Task description:
Please arrange the lines from the start of the records up to and including the line with "controls-checkbox[interactable]: Controls xyxy=(517,26,551,33)" as a numbered list, leaving out any blank lines.

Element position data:
--- Start ---

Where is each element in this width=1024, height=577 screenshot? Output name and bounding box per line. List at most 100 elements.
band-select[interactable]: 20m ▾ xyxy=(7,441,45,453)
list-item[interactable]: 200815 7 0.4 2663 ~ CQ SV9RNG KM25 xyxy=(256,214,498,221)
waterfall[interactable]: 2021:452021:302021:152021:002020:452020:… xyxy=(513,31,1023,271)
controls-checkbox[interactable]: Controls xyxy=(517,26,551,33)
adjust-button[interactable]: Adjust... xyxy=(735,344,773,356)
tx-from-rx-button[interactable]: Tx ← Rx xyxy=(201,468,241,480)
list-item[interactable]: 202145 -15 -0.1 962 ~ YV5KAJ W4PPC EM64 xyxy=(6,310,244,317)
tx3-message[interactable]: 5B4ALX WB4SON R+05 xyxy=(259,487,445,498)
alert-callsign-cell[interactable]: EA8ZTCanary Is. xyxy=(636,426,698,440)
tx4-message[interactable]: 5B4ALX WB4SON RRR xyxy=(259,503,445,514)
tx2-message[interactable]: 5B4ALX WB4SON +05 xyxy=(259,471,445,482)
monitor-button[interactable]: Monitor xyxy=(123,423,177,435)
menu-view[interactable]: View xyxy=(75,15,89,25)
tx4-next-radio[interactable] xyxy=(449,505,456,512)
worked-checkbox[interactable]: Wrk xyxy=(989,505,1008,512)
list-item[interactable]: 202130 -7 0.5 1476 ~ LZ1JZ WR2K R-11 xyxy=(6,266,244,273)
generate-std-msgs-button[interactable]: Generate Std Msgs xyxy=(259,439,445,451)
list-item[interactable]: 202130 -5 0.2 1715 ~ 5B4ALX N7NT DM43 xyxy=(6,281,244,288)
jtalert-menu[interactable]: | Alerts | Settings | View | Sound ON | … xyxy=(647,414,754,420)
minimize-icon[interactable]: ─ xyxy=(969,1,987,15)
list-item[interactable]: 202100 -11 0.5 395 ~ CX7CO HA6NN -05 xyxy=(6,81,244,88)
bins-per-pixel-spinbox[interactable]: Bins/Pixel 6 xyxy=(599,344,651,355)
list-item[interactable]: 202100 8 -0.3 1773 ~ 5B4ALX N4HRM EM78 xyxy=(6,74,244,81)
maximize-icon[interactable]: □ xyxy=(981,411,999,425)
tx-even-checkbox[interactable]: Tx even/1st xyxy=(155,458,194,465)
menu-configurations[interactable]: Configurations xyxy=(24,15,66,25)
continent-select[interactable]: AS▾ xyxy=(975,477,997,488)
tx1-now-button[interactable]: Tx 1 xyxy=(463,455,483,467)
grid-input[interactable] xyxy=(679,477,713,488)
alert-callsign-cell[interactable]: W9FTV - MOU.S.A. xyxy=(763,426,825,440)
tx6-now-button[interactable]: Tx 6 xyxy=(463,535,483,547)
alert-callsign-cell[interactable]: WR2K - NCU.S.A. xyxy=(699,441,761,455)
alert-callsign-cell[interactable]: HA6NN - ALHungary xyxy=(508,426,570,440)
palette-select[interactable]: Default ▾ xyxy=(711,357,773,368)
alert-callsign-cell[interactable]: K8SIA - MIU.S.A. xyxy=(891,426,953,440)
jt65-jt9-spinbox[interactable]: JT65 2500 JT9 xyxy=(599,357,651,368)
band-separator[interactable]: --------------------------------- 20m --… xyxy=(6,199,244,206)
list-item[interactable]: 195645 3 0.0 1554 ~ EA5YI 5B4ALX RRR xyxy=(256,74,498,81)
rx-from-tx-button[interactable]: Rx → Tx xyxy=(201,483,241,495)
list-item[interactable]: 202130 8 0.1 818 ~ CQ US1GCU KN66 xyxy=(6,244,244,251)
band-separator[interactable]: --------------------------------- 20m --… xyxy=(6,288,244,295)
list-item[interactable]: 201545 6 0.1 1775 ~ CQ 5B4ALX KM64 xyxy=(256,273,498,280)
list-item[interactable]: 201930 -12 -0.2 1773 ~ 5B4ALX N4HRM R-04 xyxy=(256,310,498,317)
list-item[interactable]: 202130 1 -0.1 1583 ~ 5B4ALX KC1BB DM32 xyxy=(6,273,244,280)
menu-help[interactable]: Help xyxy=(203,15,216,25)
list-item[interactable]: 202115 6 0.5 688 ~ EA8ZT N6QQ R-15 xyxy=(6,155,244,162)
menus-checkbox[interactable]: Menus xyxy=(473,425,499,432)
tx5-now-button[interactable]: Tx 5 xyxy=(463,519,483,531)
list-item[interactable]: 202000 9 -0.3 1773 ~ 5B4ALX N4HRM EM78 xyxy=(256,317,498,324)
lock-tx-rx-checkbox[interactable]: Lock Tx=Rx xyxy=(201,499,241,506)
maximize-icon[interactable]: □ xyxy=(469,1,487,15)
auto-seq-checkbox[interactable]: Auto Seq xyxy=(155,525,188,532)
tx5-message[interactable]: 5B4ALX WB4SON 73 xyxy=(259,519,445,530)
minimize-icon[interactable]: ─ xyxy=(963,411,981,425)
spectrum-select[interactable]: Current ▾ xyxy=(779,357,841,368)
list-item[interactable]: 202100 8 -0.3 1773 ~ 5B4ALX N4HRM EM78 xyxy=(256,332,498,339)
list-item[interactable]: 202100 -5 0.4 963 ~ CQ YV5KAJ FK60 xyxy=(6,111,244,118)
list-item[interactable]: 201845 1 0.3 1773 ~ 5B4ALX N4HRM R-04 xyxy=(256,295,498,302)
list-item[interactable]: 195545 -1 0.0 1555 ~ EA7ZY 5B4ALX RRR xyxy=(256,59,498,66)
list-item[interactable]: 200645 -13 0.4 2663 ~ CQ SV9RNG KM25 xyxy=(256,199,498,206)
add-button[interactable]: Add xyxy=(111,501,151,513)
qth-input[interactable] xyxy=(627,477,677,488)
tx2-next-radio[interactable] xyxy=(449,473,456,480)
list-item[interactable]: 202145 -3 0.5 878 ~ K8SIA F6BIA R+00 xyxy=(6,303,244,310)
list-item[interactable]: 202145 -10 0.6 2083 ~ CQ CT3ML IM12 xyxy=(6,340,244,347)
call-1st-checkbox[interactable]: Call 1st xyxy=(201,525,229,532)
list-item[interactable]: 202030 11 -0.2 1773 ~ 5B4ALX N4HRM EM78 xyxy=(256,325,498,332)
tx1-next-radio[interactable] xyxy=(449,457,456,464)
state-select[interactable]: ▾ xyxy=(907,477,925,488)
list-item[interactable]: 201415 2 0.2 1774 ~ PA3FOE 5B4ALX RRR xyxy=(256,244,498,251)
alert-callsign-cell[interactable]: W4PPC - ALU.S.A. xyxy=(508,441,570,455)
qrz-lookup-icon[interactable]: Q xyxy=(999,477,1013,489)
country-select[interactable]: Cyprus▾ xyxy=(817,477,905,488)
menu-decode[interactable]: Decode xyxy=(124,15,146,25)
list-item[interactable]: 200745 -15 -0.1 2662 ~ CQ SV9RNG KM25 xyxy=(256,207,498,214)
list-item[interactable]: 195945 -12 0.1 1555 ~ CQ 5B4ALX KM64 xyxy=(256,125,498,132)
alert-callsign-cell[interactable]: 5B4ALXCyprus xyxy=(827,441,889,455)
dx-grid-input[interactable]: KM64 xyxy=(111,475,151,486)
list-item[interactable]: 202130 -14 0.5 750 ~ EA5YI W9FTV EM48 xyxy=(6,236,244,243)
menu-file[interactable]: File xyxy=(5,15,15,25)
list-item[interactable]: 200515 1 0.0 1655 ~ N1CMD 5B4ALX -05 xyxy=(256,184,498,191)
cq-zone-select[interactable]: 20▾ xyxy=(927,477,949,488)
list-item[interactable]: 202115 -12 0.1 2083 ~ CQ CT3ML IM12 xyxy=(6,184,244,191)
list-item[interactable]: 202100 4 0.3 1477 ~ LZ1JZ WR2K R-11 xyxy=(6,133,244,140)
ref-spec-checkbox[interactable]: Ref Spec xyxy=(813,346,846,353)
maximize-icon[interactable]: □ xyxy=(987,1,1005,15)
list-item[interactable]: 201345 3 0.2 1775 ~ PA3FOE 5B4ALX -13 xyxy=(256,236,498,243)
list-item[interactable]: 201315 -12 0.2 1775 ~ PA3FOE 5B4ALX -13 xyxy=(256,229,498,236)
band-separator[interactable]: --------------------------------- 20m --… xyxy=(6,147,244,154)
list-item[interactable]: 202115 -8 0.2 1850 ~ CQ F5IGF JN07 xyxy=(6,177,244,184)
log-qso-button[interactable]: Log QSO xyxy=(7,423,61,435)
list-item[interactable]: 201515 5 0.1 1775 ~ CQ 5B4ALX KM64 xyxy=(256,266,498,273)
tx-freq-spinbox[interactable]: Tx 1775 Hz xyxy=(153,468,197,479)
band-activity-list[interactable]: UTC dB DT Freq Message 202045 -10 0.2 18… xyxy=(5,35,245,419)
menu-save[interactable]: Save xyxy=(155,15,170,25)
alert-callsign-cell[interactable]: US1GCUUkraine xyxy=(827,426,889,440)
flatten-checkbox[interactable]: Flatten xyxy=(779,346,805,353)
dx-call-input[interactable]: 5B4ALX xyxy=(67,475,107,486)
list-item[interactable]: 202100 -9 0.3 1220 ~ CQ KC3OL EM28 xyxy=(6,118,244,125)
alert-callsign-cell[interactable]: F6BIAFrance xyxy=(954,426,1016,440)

--- End ---

Answer to the problem:
1. Where is each element in this width=1024, height=577 screenshot? Output name and bounding box per line. List at most 100 elements.
2. band-select[interactable]: 20m ▾ xyxy=(7,441,45,453)
3. list-item[interactable]: 200815 7 0.4 2663 ~ CQ SV9RNG KM25 xyxy=(256,214,498,221)
4. waterfall[interactable]: 2021:452021:302021:152021:002020:452020:… xyxy=(513,31,1023,271)
5. controls-checkbox[interactable]: Controls xyxy=(517,26,551,33)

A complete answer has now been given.